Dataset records
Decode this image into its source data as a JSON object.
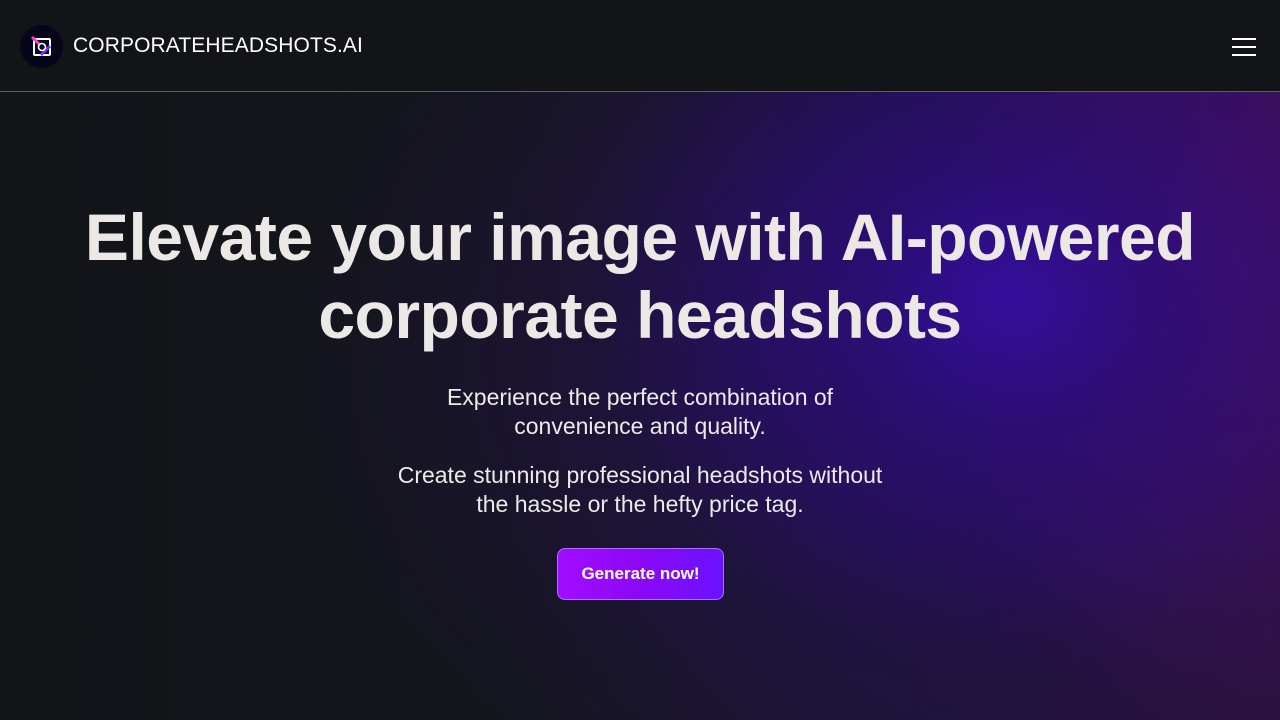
{
  "header": {
    "brand": "CORPORATEHEADSHOTS.AI",
    "logo_icon": "headshot-logo-icon",
    "menu_icon": "hamburger-menu-icon"
  },
  "hero": {
    "title_lines": [
      "Elevate your image with AI-powered",
      "corporate headshots"
    ],
    "subtitle1_lines": [
      "Experience the perfect combination of",
      "convenience and quality."
    ],
    "subtitle2_lines": [
      "Create stunning professional headshots without",
      "the hassle or the hefty price tag."
    ],
    "cta_label": "Generate now!"
  },
  "colors": {
    "background": "#111317",
    "accent_start": "#a20cff",
    "accent_end": "#6a12ff",
    "glow": "#2c0c80"
  }
}
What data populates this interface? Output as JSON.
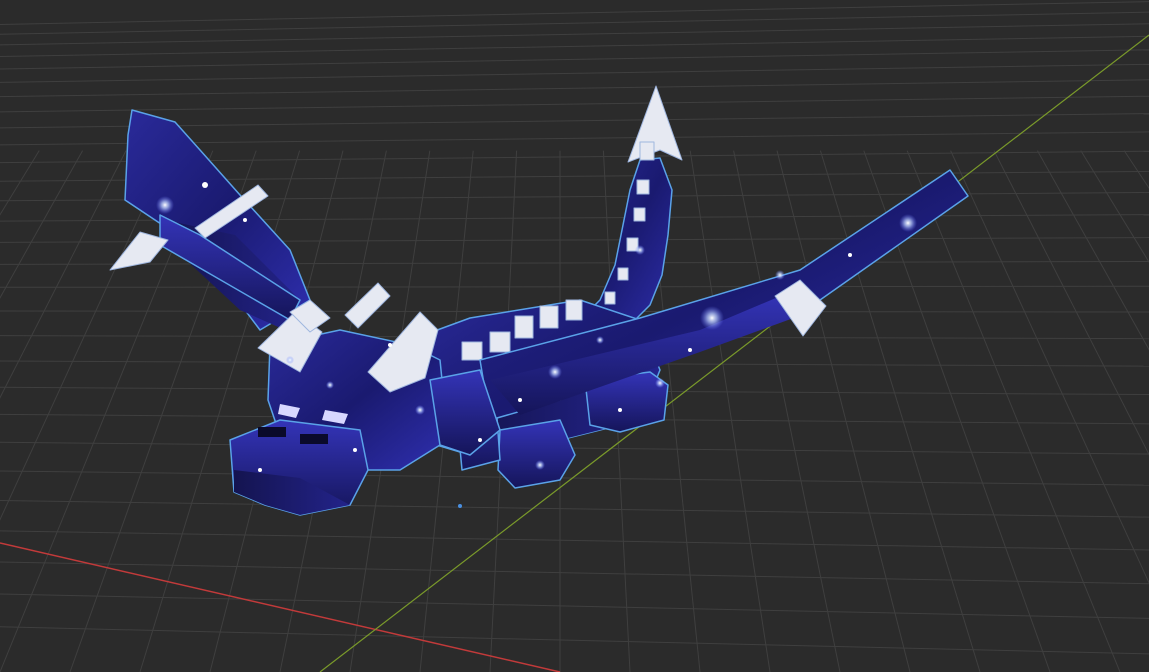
{
  "viewport": {
    "background": "#2b2b2b",
    "grid_color": "#3f3f3f",
    "x_axis_color": "#c23a3a",
    "y_axis_color": "#7a9a2a",
    "selection_outline_color": "#5aa2e8",
    "origin_marker_color": "#4a8fe0"
  },
  "model": {
    "subject": "ender-dragon",
    "texture": "galaxy",
    "body_color_dark": "#1b1b66",
    "body_color_light": "#3a3ab0",
    "spike_color": "#e6e9f2",
    "eye_color": "#d8d8ff",
    "selected": true
  }
}
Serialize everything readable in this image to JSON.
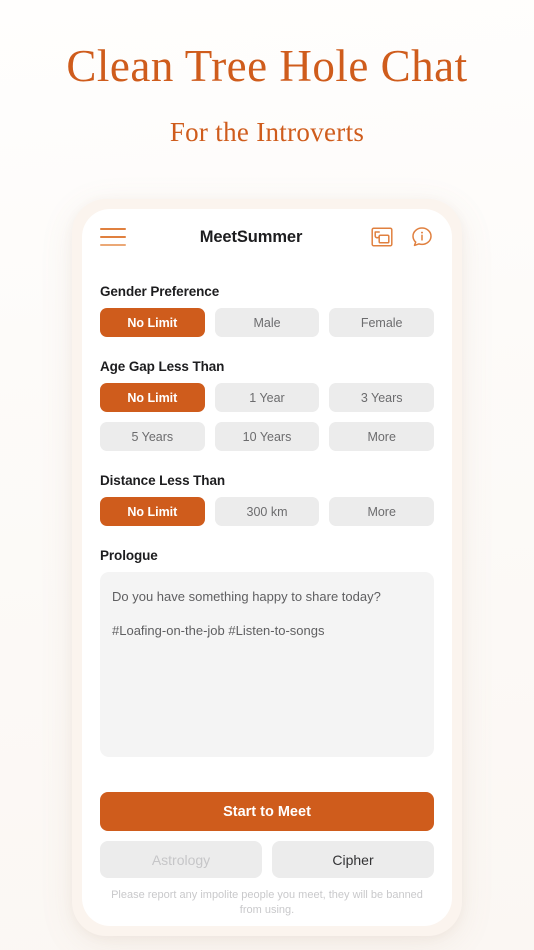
{
  "hero": {
    "title": "Clean Tree Hole Chat",
    "subtitle": "For the Introverts"
  },
  "colors": {
    "accent": "#CF5C1C",
    "chip_bg": "#ECECEC",
    "chip_text": "#6C6C6E",
    "page_bg": "#FDFBF9",
    "phone_frame": "#FBF4EE",
    "screen_bg": "#FFFFFF",
    "prologue_bg": "#F4F4F4",
    "disabled_text": "#C6C6C8"
  },
  "appbar": {
    "title": "MeetSummer",
    "menu_icon": "hamburger-menu-icon",
    "gallery_icon": "photo-cards-icon",
    "info_icon": "info-bubble-icon"
  },
  "sections": [
    {
      "label": "Gender Preference",
      "rows": [
        [
          {
            "label": "No Limit",
            "selected": true
          },
          {
            "label": "Male",
            "selected": false
          },
          {
            "label": "Female",
            "selected": false
          }
        ]
      ]
    },
    {
      "label": "Age Gap Less Than",
      "rows": [
        [
          {
            "label": "No Limit",
            "selected": true
          },
          {
            "label": "1 Year",
            "selected": false
          },
          {
            "label": "3 Years",
            "selected": false
          }
        ],
        [
          {
            "label": "5 Years",
            "selected": false
          },
          {
            "label": "10 Years",
            "selected": false
          },
          {
            "label": "More",
            "selected": false
          }
        ]
      ]
    },
    {
      "label": "Distance Less Than",
      "rows": [
        [
          {
            "label": "No Limit",
            "selected": true
          },
          {
            "label": "300 km",
            "selected": false
          },
          {
            "label": "More",
            "selected": false
          }
        ]
      ]
    }
  ],
  "prologue": {
    "label": "Prologue",
    "lines": [
      "Do you have something happy to share today?",
      "#Loafing-on-the-job #Listen-to-songs"
    ]
  },
  "actions": {
    "primary_label": "Start to Meet",
    "secondary": [
      {
        "label": "Astrology",
        "disabled": true
      },
      {
        "label": "Cipher",
        "disabled": false
      }
    ]
  },
  "disclaimer": "Please report any impolite people you meet, they will be banned from using."
}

- **SET EXERCISE**:
Copy the lines from the entries above in which the word "menu" appears.

- **RESULT OF THE TASK**:
    "menu_icon": "hamburger-menu-icon"
    "menu_icon": "hamburger-menu-icon",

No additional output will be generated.